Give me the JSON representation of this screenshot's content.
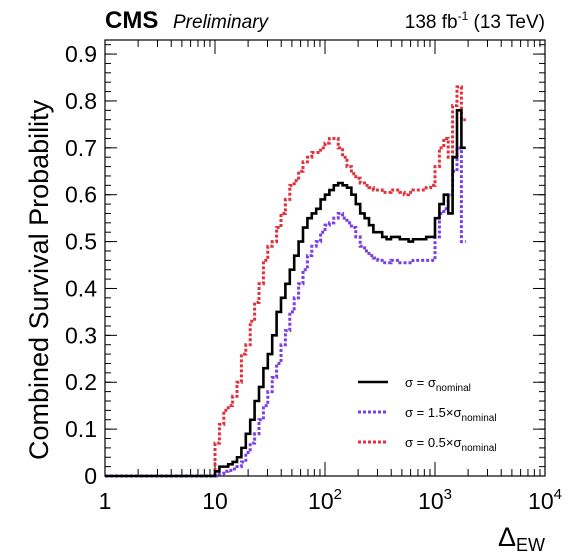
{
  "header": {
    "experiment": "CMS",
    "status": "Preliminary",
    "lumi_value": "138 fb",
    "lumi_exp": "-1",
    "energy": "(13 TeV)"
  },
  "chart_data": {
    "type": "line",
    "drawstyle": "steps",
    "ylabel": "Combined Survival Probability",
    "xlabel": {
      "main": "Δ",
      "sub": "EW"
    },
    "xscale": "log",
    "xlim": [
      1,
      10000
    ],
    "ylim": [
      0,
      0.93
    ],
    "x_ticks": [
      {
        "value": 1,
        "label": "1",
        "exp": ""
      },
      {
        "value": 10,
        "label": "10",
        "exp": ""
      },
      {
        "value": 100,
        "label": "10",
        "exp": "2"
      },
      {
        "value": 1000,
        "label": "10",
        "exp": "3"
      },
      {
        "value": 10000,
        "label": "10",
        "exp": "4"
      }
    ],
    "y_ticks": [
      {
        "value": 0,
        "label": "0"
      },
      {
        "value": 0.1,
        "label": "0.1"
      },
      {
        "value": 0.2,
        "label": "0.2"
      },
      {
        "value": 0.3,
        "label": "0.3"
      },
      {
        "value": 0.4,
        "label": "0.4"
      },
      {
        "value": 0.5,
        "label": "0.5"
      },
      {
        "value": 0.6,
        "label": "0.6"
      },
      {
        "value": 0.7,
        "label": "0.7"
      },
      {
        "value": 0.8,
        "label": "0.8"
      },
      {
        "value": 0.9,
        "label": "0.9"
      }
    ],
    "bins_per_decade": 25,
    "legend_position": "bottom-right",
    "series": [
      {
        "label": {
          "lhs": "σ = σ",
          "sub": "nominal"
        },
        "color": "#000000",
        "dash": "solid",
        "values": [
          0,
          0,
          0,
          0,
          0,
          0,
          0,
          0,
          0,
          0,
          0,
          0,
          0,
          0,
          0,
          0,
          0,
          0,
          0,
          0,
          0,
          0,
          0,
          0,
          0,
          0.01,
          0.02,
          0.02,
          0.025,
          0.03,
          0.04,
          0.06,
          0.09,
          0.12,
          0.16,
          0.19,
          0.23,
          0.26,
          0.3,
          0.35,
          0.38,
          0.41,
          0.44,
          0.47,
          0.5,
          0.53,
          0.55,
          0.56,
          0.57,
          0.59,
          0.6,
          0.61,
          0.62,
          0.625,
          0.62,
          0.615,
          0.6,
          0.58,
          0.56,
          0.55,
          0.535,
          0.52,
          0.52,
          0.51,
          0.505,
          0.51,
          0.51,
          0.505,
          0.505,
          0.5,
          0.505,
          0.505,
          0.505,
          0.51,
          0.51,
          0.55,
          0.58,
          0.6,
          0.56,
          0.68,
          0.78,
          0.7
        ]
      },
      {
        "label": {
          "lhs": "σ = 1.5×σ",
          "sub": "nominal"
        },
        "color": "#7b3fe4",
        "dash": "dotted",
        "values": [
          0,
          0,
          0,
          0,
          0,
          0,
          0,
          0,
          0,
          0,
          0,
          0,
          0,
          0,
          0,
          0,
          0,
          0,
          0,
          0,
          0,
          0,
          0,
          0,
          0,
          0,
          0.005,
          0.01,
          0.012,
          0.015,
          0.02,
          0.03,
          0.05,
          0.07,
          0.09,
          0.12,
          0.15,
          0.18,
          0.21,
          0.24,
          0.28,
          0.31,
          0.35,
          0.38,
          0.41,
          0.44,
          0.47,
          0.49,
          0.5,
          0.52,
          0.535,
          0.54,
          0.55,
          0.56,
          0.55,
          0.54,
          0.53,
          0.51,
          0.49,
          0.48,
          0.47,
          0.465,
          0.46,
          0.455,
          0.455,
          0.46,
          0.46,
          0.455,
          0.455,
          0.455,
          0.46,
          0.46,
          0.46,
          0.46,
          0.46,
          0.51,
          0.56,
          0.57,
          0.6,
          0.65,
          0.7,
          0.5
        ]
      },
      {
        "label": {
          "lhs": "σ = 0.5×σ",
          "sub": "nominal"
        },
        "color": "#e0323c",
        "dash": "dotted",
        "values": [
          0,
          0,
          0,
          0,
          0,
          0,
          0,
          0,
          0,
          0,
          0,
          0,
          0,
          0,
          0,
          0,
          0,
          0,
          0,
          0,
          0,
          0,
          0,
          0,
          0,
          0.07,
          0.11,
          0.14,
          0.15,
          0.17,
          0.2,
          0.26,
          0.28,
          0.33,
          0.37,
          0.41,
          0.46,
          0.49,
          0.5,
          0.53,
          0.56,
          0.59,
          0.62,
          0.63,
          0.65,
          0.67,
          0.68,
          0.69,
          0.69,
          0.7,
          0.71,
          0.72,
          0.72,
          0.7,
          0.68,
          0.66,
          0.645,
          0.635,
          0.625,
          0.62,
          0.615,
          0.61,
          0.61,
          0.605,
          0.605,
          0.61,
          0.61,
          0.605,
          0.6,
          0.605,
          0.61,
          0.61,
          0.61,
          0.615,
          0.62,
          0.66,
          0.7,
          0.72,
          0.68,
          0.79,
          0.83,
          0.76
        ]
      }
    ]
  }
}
==========
■ YOUR TASK
Write out the records above once more, word for word, with no pictures.

■ ANSWER TO THIS TASK
Give me the JSON representation of this screenshot's content.
{
  "header": {
    "experiment": "CMS",
    "status": "Preliminary",
    "lumi_value": "138 fb",
    "lumi_exp": "-1",
    "energy": "(13 TeV)"
  },
  "chart_data": {
    "type": "line",
    "drawstyle": "steps",
    "ylabel": "Combined Survival Probability",
    "xlabel": {
      "main": "Δ",
      "sub": "EW"
    },
    "xscale": "log",
    "xlim": [
      1,
      10000
    ],
    "ylim": [
      0,
      0.93
    ],
    "x_ticks": [
      {
        "value": 1,
        "label": "1",
        "exp": ""
      },
      {
        "value": 10,
        "label": "10",
        "exp": ""
      },
      {
        "value": 100,
        "label": "10",
        "exp": "2"
      },
      {
        "value": 1000,
        "label": "10",
        "exp": "3"
      },
      {
        "value": 10000,
        "label": "10",
        "exp": "4"
      }
    ],
    "y_ticks": [
      {
        "value": 0,
        "label": "0"
      },
      {
        "value": 0.1,
        "label": "0.1"
      },
      {
        "value": 0.2,
        "label": "0.2"
      },
      {
        "value": 0.3,
        "label": "0.3"
      },
      {
        "value": 0.4,
        "label": "0.4"
      },
      {
        "value": 0.5,
        "label": "0.5"
      },
      {
        "value": 0.6,
        "label": "0.6"
      },
      {
        "value": 0.7,
        "label": "0.7"
      },
      {
        "value": 0.8,
        "label": "0.8"
      },
      {
        "value": 0.9,
        "label": "0.9"
      }
    ],
    "bins_per_decade": 25,
    "legend_position": "bottom-right",
    "series": [
      {
        "label": {
          "lhs": "σ = σ",
          "sub": "nominal"
        },
        "color": "#000000",
        "dash": "solid",
        "values": [
          0,
          0,
          0,
          0,
          0,
          0,
          0,
          0,
          0,
          0,
          0,
          0,
          0,
          0,
          0,
          0,
          0,
          0,
          0,
          0,
          0,
          0,
          0,
          0,
          0,
          0.01,
          0.02,
          0.02,
          0.025,
          0.03,
          0.04,
          0.06,
          0.09,
          0.12,
          0.16,
          0.19,
          0.23,
          0.26,
          0.3,
          0.35,
          0.38,
          0.41,
          0.44,
          0.47,
          0.5,
          0.53,
          0.55,
          0.56,
          0.57,
          0.59,
          0.6,
          0.61,
          0.62,
          0.625,
          0.62,
          0.615,
          0.6,
          0.58,
          0.56,
          0.55,
          0.535,
          0.52,
          0.52,
          0.51,
          0.505,
          0.51,
          0.51,
          0.505,
          0.505,
          0.5,
          0.505,
          0.505,
          0.505,
          0.51,
          0.51,
          0.55,
          0.58,
          0.6,
          0.56,
          0.68,
          0.78,
          0.7
        ]
      },
      {
        "label": {
          "lhs": "σ = 1.5×σ",
          "sub": "nominal"
        },
        "color": "#7b3fe4",
        "dash": "dotted",
        "values": [
          0,
          0,
          0,
          0,
          0,
          0,
          0,
          0,
          0,
          0,
          0,
          0,
          0,
          0,
          0,
          0,
          0,
          0,
          0,
          0,
          0,
          0,
          0,
          0,
          0,
          0,
          0.005,
          0.01,
          0.012,
          0.015,
          0.02,
          0.03,
          0.05,
          0.07,
          0.09,
          0.12,
          0.15,
          0.18,
          0.21,
          0.24,
          0.28,
          0.31,
          0.35,
          0.38,
          0.41,
          0.44,
          0.47,
          0.49,
          0.5,
          0.52,
          0.535,
          0.54,
          0.55,
          0.56,
          0.55,
          0.54,
          0.53,
          0.51,
          0.49,
          0.48,
          0.47,
          0.465,
          0.46,
          0.455,
          0.455,
          0.46,
          0.46,
          0.455,
          0.455,
          0.455,
          0.46,
          0.46,
          0.46,
          0.46,
          0.46,
          0.51,
          0.56,
          0.57,
          0.6,
          0.65,
          0.7,
          0.5
        ]
      },
      {
        "label": {
          "lhs": "σ = 0.5×σ",
          "sub": "nominal"
        },
        "color": "#e0323c",
        "dash": "dotted",
        "values": [
          0,
          0,
          0,
          0,
          0,
          0,
          0,
          0,
          0,
          0,
          0,
          0,
          0,
          0,
          0,
          0,
          0,
          0,
          0,
          0,
          0,
          0,
          0,
          0,
          0,
          0.07,
          0.11,
          0.14,
          0.15,
          0.17,
          0.2,
          0.26,
          0.28,
          0.33,
          0.37,
          0.41,
          0.46,
          0.49,
          0.5,
          0.53,
          0.56,
          0.59,
          0.62,
          0.63,
          0.65,
          0.67,
          0.68,
          0.69,
          0.69,
          0.7,
          0.71,
          0.72,
          0.72,
          0.7,
          0.68,
          0.66,
          0.645,
          0.635,
          0.625,
          0.62,
          0.615,
          0.61,
          0.61,
          0.605,
          0.605,
          0.61,
          0.61,
          0.605,
          0.6,
          0.605,
          0.61,
          0.61,
          0.61,
          0.615,
          0.62,
          0.66,
          0.7,
          0.72,
          0.68,
          0.79,
          0.83,
          0.76
        ]
      }
    ]
  }
}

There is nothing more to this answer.